> _Stored data_

════════════════

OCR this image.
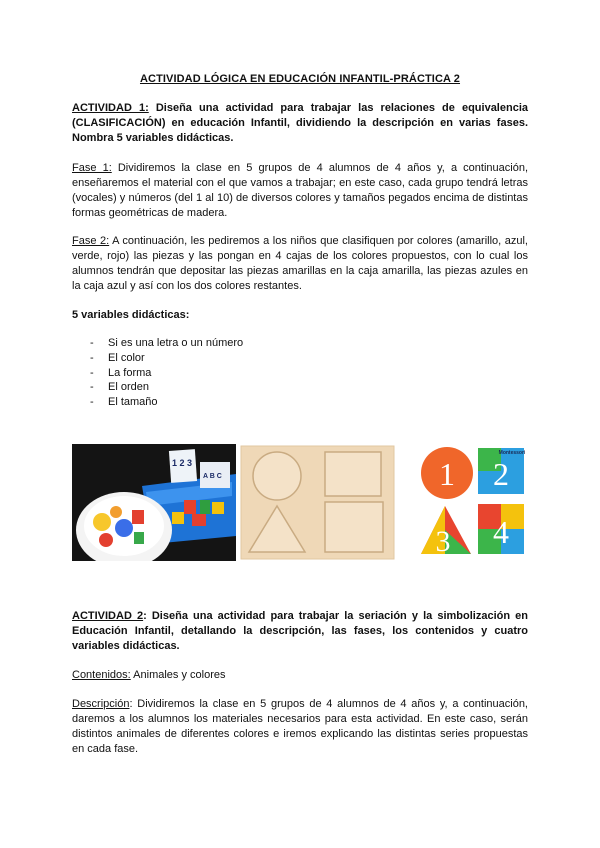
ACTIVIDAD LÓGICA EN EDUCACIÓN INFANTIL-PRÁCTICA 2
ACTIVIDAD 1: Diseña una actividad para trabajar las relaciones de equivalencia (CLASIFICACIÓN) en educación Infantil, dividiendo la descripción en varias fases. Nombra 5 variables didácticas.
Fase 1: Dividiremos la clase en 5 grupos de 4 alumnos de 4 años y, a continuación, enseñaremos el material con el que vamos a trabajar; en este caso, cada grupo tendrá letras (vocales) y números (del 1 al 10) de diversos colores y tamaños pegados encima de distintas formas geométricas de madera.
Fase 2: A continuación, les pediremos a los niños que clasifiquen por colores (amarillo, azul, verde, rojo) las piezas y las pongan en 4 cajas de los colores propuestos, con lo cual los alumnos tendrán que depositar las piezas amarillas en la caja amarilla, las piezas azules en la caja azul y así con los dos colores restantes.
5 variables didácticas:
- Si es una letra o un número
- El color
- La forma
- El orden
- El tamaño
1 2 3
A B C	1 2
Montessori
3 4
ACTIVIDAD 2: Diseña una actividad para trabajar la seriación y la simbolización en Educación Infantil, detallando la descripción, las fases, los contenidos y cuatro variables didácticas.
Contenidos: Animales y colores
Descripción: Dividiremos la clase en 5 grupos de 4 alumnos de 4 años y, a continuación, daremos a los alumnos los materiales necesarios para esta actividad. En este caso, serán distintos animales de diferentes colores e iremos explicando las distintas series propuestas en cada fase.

════════════════

Search the entries for the word "fases" and gather every line where it appears.

ACTIVIDAD 1: Diseña una actividad para trabajar las relaciones de equivalencia (CLASIFICACIÓN) en educación Infantil, dividiendo la descripción en varias fases. Nombra 5 variables didácticas.
ACTIVIDAD 2: Diseña una actividad para trabajar la seriación y la simbolización en Educación Infantil, detallando la descripción, las fases, los contenidos y cuatro variables didácticas.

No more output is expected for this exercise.